GIVEN PROBLEM: Pick out the lines containing "CArc".

**** RECORD SET

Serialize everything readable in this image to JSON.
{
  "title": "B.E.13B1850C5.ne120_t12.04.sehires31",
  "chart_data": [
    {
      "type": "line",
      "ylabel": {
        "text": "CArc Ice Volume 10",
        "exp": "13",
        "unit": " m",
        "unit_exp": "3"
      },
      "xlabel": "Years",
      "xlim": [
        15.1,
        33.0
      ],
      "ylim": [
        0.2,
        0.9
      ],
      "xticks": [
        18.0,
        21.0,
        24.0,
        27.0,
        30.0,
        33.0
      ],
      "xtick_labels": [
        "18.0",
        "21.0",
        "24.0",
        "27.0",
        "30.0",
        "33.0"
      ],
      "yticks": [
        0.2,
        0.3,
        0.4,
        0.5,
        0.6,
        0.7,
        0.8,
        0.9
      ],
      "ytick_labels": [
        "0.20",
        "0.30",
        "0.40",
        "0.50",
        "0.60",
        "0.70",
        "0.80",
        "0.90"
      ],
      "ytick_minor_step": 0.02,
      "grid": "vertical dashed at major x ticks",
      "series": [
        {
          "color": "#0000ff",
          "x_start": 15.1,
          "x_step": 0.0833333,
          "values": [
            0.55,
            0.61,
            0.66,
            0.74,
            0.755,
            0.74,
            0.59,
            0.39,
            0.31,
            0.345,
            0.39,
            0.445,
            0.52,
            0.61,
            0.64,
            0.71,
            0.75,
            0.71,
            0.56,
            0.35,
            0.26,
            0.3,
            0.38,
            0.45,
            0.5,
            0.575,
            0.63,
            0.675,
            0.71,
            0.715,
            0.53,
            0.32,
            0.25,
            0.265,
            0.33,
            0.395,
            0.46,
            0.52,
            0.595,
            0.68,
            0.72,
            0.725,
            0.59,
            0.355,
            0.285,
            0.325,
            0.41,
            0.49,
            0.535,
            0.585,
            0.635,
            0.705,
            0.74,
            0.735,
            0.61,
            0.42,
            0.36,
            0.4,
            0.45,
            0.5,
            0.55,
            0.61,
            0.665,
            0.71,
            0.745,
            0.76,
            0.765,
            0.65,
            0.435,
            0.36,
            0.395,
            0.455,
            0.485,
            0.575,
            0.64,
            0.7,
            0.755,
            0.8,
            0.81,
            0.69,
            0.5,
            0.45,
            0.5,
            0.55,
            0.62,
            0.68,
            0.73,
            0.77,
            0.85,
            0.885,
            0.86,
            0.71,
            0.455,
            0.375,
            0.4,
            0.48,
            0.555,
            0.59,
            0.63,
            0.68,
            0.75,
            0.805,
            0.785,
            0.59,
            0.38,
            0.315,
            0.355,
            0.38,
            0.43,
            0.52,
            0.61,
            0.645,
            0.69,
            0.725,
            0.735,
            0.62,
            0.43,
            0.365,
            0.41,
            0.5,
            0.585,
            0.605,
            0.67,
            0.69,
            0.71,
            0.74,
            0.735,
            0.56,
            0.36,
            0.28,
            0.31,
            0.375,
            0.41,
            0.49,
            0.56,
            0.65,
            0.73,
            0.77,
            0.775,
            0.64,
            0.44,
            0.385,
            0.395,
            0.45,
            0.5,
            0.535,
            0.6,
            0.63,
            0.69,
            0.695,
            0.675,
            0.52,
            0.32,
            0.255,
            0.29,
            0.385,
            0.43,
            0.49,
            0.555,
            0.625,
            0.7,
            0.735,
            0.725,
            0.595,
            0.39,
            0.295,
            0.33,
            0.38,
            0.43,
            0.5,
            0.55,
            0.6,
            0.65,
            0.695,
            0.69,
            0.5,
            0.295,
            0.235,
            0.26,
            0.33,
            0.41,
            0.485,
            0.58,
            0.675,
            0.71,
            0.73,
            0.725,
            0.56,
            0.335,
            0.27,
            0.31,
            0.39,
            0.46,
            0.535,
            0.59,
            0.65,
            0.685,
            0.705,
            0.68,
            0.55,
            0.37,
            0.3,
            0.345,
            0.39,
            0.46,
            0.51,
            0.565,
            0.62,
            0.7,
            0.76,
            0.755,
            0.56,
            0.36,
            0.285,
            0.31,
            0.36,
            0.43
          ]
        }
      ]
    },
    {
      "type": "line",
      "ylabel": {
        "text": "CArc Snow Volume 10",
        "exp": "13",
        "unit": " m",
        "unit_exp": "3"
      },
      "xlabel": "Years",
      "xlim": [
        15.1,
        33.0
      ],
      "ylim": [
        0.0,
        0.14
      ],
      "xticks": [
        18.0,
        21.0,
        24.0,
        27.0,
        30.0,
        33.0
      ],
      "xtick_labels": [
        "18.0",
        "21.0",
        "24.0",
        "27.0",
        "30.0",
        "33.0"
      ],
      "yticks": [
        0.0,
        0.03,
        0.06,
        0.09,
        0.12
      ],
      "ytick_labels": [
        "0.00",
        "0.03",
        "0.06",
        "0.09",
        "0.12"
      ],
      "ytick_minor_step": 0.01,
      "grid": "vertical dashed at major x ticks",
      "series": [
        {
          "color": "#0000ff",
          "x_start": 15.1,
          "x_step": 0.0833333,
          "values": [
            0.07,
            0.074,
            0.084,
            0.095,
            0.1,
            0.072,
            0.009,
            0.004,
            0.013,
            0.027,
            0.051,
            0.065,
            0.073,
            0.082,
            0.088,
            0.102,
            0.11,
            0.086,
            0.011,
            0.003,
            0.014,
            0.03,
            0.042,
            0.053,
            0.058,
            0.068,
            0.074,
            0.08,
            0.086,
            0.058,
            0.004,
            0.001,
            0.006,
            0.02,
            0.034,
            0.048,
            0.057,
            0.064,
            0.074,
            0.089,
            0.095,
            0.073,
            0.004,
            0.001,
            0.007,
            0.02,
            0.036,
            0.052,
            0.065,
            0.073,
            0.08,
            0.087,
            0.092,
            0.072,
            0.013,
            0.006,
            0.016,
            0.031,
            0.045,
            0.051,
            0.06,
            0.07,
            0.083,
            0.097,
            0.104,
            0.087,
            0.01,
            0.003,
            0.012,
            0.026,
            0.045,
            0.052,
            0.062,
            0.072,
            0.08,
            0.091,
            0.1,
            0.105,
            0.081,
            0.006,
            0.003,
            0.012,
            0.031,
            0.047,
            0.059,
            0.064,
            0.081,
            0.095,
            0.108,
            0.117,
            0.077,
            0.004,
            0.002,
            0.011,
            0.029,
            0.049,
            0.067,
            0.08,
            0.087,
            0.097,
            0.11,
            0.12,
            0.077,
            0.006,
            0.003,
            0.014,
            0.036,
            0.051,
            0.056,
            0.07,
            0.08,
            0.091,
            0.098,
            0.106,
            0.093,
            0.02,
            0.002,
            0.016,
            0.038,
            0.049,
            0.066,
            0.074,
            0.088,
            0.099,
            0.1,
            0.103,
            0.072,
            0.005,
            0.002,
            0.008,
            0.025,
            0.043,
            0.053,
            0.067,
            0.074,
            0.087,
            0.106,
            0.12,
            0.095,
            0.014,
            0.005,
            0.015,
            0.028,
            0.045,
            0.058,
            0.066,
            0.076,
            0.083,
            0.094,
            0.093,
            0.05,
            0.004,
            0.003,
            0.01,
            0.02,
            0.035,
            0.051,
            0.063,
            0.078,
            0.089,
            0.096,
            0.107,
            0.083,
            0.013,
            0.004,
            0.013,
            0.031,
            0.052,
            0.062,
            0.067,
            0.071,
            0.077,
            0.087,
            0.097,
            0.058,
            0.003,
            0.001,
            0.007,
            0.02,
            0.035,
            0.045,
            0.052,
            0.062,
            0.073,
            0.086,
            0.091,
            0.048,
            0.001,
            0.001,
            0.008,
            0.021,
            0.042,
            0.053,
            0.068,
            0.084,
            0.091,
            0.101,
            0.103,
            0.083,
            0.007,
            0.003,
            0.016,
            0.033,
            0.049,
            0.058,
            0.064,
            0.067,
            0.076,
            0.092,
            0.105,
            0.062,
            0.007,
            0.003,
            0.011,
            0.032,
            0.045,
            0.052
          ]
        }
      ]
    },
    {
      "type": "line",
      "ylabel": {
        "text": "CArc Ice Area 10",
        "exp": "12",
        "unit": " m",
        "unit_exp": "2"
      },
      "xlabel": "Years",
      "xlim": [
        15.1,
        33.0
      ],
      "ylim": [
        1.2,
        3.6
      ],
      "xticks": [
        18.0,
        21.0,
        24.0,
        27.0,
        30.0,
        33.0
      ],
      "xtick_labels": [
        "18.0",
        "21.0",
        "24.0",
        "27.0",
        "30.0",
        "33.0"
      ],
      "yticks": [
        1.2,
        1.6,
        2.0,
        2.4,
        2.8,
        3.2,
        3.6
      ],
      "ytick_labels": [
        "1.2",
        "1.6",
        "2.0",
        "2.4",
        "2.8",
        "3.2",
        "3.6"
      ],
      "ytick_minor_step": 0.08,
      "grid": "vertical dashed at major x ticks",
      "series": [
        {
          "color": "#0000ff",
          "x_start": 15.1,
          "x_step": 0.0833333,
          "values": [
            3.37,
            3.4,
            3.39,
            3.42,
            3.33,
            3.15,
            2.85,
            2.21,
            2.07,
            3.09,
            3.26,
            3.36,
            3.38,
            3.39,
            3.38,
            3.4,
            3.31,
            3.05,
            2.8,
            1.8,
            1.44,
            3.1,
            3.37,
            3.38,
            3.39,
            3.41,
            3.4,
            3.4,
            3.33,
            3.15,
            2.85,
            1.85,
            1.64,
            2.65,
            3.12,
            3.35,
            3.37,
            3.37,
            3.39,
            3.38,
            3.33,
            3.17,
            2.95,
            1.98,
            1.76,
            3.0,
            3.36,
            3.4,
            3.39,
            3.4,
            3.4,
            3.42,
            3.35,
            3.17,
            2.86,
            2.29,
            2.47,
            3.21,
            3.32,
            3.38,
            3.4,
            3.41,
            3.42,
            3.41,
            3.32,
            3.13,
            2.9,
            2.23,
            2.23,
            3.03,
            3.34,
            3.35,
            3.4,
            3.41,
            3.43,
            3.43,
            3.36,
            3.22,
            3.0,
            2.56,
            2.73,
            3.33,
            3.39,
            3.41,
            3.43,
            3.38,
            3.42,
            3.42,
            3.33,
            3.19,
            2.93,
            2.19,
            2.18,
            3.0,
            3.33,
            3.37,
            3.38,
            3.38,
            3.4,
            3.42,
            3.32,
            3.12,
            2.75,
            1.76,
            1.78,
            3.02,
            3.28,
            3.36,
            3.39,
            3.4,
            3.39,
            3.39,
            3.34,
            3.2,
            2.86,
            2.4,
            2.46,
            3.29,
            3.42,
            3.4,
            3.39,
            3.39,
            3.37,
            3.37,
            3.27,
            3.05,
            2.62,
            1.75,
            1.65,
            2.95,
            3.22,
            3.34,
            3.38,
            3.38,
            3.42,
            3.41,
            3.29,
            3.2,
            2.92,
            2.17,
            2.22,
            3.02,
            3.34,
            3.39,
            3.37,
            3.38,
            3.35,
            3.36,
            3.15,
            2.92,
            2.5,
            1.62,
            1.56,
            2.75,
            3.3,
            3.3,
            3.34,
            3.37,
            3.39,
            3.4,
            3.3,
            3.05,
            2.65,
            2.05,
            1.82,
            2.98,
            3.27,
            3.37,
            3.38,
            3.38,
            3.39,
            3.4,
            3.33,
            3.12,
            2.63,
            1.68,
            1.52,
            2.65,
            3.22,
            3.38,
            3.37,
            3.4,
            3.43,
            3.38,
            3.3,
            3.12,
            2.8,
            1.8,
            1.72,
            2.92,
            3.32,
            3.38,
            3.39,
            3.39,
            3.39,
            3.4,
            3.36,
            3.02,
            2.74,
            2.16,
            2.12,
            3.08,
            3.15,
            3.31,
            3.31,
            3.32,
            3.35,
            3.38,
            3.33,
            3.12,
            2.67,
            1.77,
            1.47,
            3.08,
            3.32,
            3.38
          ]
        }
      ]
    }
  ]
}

********

REPLY:
        "text": "CArc Ice Volume 10",
        "text": "CArc Snow Volume 10",
        "text": "CArc Ice Area 10",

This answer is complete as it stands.